## Dataset rows
—————

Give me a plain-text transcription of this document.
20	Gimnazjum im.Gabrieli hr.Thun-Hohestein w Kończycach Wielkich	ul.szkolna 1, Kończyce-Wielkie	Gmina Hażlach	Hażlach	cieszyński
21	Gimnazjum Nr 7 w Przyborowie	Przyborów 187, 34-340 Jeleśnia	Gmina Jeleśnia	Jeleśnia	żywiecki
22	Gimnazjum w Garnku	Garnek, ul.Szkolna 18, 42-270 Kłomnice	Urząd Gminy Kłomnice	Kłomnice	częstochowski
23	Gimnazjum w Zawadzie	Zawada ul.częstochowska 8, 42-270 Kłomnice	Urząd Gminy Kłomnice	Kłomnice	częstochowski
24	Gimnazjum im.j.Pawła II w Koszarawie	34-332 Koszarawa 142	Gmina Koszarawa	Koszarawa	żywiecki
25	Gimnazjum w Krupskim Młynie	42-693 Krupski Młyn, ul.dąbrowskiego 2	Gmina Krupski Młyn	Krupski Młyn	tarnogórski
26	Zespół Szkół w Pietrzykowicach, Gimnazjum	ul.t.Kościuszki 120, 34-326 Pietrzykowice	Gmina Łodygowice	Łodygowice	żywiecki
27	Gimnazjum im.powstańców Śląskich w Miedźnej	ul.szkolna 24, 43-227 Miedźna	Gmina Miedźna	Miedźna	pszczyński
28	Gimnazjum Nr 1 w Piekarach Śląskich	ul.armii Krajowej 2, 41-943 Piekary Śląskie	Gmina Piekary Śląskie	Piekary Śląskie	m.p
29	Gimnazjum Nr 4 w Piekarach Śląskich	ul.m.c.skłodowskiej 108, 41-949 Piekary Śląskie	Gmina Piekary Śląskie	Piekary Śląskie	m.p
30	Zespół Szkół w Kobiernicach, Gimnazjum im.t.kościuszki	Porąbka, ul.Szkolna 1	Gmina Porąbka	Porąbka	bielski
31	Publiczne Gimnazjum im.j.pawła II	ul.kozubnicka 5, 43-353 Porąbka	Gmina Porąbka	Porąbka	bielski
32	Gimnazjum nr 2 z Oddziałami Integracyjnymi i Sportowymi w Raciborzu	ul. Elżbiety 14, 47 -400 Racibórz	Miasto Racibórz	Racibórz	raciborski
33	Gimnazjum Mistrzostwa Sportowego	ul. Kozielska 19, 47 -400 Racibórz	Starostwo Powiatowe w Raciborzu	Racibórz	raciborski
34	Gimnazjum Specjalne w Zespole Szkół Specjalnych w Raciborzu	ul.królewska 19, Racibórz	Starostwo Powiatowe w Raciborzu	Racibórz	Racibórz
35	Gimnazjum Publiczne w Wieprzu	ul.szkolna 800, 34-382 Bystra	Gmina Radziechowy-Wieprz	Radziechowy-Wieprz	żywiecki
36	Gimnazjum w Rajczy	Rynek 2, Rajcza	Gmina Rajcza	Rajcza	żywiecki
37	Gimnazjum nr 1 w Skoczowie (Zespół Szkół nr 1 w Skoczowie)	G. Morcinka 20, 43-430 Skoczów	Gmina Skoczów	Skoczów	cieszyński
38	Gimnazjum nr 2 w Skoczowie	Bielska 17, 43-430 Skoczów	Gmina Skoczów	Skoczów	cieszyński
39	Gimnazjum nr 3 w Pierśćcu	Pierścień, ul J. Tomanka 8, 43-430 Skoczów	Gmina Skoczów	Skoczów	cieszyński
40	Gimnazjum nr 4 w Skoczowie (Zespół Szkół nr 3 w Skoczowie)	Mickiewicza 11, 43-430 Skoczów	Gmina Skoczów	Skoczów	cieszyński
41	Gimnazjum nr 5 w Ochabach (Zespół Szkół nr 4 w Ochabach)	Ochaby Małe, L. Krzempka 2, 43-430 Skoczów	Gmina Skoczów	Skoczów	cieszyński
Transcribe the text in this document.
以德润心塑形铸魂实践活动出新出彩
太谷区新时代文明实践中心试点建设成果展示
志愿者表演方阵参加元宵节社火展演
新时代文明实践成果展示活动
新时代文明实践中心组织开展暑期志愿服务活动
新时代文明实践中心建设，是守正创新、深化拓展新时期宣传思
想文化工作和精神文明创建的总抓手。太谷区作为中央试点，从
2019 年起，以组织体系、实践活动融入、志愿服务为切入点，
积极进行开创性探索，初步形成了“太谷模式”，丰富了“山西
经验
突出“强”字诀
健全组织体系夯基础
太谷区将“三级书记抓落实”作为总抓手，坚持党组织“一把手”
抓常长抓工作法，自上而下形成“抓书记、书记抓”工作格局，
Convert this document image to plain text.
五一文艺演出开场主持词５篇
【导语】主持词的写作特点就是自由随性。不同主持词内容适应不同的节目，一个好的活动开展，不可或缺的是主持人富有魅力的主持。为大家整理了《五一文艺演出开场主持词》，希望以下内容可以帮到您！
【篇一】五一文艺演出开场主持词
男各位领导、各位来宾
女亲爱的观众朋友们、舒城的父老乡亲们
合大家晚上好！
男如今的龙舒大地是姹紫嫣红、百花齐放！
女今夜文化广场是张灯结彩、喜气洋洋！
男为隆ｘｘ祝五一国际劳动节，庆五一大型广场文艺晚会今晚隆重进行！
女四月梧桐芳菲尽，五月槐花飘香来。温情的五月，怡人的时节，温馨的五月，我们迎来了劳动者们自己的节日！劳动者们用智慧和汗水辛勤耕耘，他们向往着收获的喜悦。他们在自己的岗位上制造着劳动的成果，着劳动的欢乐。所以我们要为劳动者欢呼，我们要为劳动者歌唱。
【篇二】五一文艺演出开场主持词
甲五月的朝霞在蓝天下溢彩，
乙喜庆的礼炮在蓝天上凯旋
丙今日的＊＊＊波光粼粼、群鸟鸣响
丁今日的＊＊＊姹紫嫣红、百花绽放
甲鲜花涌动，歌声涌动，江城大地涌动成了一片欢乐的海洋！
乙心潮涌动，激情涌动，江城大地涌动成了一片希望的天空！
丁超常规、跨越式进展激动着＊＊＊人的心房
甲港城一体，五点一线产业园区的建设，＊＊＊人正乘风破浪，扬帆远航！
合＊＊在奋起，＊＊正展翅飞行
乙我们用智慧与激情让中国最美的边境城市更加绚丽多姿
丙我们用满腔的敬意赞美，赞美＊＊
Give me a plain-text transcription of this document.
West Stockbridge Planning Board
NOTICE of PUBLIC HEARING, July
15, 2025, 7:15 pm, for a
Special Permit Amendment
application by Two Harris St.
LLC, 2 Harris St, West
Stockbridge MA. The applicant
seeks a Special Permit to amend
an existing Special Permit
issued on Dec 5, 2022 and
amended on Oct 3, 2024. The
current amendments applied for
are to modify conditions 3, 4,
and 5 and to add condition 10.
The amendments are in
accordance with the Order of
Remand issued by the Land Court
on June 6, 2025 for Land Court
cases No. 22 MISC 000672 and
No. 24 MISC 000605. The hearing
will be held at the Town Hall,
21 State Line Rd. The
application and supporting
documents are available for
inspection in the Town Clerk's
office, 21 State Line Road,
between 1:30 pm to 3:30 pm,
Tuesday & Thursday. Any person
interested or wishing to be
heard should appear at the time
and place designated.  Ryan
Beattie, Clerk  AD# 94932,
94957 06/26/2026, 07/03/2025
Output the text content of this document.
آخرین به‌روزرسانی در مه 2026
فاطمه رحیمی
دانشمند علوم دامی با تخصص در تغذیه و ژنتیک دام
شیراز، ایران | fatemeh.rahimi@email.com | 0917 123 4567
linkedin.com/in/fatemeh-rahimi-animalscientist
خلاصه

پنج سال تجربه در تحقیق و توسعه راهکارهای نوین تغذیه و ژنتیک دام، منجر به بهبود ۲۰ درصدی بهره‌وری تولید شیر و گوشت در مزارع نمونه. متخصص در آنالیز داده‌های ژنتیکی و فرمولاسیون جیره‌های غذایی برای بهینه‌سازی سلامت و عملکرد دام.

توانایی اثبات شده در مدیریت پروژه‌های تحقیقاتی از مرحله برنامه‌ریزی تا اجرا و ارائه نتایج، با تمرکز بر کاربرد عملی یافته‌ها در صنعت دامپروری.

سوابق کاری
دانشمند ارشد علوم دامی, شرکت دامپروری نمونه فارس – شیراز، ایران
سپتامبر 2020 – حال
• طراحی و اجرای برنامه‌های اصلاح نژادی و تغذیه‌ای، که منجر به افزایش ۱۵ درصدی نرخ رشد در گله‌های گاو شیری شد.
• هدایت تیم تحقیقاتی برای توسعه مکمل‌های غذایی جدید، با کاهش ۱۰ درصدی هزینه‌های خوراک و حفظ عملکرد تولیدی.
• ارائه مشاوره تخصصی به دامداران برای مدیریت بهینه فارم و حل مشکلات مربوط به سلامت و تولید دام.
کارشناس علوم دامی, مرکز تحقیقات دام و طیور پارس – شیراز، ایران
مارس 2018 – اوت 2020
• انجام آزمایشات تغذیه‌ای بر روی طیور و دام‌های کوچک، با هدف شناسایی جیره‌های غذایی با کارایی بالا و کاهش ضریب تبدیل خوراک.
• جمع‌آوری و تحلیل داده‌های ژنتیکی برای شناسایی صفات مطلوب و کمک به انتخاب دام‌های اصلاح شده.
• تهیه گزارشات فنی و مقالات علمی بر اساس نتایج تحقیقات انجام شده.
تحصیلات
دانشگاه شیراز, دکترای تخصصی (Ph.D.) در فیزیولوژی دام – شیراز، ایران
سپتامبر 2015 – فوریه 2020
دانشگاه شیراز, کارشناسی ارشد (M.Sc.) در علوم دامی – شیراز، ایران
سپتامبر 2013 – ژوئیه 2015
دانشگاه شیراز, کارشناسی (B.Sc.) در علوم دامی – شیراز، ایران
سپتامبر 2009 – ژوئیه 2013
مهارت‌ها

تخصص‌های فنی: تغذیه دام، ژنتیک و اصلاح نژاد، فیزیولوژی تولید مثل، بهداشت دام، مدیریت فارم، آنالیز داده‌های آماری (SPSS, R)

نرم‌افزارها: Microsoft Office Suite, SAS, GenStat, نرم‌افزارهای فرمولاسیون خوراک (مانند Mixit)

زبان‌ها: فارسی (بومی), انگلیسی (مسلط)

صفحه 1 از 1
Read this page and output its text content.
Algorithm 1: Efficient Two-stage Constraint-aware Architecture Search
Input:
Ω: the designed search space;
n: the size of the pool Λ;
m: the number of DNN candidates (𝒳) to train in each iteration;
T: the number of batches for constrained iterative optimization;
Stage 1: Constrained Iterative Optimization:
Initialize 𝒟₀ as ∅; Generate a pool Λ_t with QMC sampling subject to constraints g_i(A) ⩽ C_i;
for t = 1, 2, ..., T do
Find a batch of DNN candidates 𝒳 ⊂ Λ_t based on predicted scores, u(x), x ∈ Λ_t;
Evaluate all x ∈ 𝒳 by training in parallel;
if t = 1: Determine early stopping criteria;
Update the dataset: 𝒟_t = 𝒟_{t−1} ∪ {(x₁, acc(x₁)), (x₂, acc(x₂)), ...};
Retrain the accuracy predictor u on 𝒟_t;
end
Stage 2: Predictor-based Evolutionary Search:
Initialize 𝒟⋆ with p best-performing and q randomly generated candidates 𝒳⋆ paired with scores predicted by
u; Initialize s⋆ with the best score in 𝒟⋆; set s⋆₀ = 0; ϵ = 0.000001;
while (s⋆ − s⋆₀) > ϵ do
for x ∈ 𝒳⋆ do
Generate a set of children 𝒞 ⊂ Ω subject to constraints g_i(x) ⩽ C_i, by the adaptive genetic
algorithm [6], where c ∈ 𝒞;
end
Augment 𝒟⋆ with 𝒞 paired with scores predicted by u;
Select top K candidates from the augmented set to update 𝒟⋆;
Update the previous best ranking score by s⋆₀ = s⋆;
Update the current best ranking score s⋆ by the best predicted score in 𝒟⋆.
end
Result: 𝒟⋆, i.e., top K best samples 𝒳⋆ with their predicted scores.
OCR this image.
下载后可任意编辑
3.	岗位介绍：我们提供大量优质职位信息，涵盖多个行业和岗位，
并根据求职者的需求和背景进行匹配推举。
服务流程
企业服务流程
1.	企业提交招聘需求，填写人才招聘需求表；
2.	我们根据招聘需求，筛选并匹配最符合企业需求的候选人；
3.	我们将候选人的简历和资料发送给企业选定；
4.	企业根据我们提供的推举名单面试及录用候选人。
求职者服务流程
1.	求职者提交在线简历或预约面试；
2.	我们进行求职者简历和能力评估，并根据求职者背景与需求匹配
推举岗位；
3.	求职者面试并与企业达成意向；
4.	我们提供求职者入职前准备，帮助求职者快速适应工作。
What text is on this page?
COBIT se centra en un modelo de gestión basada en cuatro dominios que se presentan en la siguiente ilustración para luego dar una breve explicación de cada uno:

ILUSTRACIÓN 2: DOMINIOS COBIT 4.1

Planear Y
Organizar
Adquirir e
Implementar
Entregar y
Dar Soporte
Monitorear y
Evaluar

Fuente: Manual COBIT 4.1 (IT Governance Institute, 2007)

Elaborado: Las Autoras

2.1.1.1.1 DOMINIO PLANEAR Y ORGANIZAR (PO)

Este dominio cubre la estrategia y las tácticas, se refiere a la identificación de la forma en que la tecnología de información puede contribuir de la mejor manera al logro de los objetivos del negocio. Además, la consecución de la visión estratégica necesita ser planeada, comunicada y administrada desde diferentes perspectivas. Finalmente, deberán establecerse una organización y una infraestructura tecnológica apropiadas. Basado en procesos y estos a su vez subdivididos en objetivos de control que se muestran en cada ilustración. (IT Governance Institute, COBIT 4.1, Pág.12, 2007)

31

—————

## Work to complete
Gather from the records above every line containing the string "شناسایی".

## Answer for this exercise
• انجام آزمایشات تغذیه‌ای بر روی طیور و دام‌های کوچک، با هدف شناسایی جیره‌های غذایی با کارایی بالا و کاهش ضریب تبدیل خوراک.
• جمع‌آوری و تحلیل داده‌های ژنتیکی برای شناسایی صفات مطلوب و کمک به انتخاب دام‌های اصلاح شده.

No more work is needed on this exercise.